#### [Dataset records]
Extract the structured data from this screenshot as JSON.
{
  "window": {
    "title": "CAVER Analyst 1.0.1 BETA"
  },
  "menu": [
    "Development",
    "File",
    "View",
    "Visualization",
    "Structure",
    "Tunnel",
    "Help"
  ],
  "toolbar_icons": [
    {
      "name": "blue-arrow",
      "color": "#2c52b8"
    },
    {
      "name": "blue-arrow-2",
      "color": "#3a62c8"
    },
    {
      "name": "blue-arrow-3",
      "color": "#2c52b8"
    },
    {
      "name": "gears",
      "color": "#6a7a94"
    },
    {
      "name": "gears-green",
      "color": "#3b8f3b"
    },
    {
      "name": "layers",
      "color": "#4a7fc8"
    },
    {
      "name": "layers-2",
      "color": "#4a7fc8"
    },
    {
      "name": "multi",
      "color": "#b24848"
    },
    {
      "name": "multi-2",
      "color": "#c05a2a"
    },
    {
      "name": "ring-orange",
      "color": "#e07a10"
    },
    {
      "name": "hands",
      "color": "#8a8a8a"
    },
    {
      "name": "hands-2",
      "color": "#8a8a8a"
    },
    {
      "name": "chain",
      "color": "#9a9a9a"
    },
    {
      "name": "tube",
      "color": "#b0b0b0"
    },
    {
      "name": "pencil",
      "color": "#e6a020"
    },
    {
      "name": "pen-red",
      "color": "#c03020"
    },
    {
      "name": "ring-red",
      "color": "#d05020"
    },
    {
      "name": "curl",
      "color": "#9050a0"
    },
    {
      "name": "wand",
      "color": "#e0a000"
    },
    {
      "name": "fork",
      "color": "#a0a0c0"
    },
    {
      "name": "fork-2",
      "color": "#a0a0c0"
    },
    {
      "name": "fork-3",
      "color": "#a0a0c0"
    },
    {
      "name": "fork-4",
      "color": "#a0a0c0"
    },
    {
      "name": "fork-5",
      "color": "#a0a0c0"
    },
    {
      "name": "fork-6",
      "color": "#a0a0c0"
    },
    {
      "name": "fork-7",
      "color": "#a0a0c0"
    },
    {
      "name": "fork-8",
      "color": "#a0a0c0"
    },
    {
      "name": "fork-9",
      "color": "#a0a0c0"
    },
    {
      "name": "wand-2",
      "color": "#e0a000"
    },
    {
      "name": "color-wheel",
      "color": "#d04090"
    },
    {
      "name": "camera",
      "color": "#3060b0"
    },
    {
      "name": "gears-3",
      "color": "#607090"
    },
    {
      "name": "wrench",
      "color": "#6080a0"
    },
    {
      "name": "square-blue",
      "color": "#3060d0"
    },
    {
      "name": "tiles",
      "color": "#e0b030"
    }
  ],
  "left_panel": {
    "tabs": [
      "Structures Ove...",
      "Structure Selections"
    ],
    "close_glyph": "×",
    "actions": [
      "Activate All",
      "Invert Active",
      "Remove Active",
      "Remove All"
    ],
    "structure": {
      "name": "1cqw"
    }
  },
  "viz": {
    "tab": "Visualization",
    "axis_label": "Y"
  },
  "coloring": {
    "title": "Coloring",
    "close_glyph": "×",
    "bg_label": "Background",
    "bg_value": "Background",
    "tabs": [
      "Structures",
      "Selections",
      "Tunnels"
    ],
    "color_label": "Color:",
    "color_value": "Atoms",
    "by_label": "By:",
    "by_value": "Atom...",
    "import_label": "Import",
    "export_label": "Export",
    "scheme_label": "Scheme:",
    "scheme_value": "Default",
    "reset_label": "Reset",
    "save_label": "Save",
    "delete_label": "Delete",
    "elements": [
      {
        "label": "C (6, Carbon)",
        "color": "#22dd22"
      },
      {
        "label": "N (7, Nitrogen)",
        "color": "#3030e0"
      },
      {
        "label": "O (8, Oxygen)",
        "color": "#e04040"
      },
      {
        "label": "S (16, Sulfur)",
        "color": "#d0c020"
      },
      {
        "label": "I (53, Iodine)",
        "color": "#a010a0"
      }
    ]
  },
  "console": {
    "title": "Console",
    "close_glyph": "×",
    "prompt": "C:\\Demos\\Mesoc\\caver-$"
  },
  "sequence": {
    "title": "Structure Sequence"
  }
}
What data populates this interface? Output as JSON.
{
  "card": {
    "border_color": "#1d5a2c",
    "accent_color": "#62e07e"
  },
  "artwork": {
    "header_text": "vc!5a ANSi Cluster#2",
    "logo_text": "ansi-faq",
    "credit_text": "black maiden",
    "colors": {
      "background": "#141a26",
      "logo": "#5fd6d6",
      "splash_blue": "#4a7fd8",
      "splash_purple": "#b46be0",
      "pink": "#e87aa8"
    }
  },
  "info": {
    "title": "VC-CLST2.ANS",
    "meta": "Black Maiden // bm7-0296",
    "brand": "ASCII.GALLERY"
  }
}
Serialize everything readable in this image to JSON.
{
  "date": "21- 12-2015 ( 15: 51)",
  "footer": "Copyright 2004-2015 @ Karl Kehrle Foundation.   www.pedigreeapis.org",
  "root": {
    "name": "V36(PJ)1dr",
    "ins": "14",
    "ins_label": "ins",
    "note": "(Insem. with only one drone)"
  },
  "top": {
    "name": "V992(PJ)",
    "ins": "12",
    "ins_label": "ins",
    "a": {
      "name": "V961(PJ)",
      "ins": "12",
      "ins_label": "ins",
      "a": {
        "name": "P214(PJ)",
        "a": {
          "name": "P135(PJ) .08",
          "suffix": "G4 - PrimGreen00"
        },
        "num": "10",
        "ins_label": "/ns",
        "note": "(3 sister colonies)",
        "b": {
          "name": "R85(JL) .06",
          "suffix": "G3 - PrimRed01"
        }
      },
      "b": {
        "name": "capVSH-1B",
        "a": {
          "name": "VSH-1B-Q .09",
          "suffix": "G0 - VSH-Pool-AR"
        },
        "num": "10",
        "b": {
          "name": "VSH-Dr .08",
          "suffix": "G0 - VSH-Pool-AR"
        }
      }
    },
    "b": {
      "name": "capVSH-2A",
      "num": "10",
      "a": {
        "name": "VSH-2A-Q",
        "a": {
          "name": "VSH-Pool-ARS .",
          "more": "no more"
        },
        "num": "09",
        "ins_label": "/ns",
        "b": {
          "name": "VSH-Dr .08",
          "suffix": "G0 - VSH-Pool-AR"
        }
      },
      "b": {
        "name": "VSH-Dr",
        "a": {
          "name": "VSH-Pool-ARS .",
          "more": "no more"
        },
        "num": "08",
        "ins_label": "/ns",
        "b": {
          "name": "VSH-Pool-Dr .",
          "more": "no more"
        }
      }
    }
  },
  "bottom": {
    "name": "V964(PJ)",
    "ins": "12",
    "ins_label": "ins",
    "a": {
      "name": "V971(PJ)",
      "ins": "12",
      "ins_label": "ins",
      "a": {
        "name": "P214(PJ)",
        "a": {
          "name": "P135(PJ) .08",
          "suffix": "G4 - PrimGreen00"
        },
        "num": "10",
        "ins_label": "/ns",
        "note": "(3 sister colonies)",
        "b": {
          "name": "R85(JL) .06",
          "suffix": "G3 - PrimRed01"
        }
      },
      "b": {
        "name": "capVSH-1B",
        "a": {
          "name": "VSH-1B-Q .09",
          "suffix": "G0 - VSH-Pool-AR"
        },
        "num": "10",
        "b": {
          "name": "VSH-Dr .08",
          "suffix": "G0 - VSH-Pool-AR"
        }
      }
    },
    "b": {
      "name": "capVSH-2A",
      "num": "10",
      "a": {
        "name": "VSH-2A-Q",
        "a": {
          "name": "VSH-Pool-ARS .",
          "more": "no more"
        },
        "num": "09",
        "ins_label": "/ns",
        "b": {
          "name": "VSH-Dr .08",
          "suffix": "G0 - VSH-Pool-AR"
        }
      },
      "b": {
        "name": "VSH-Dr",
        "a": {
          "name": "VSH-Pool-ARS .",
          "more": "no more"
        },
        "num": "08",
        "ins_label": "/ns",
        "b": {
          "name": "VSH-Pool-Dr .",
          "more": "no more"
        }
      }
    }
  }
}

#### [Directions for this task]
Pick out each line that holds the string "JSON".

#### [Solution to this problem]
Extract the structured data from this screenshot as JSON.
What data populates this interface? Output as JSON.
Serialize everything readable in this image to JSON.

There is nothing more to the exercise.